* [STATED EXERCISE]: Every line in the listing is to be echoed verbatim.

* [TASK MATERIAL]:

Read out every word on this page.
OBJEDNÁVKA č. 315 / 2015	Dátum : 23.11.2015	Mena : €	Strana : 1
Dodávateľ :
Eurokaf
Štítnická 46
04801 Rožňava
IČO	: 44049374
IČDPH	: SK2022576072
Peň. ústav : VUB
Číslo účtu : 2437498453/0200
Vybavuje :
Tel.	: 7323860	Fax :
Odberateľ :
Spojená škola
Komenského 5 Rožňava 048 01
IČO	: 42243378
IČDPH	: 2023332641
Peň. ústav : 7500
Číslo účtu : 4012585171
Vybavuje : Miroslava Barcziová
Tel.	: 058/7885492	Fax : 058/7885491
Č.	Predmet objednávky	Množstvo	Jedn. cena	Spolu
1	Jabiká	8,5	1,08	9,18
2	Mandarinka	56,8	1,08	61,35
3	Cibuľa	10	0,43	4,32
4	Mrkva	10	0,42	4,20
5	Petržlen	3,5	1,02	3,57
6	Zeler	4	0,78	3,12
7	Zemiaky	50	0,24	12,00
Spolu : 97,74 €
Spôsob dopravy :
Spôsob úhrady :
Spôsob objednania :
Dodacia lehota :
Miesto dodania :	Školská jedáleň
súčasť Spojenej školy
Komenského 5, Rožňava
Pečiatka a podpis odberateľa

* [RESULT OF THE EXERCISE]:
Read out every word on this page.
OBJEDNÁVKA č. 315 / 2015	Dátum : 23.11.2015	Mena : €	Strana : 1
Dodávateľ :
Eurokaf
Štítnická 46
04801 Rožňava
IČO	: 44049374
IČDPH	: SK2022576072
Peň. ústav : VUB
Číslo účtu : 2437498453/0200
Vybavuje :
Tel.	: 7323860	Fax :
Odberateľ :
Spojená škola
Komenského 5 Rožňava 048 01
IČO	: 42243378
IČDPH	: 2023332641
Peň. ústav : 7500
Číslo účtu : 4012585171
Vybavuje : Miroslava Barcziová
Tel.	: 058/7885492	Fax : 058/7885491
Č.	Predmet objednávky	Množstvo	Jedn. cena	Spolu
1	Jabiká	8,5	1,08	9,18
2	Mandarinka	56,8	1,08	61,35
3	Cibuľa	10	0,43	4,32
4	Mrkva	10	0,42	4,20
5	Petržlen	3,5	1,02	3,57
6	Zeler	4	0,78	3,12
7	Zemiaky	50	0,24	12,00
Spolu : 97,74 €
Spôsob dopravy :
Spôsob úhrady :
Spôsob objednania :
Dodacia lehota :
Miesto dodania :	Školská jedáleň
súčasť Spojenej školy
Komenského 5, Rožňava
Pečiatka a podpis odberateľa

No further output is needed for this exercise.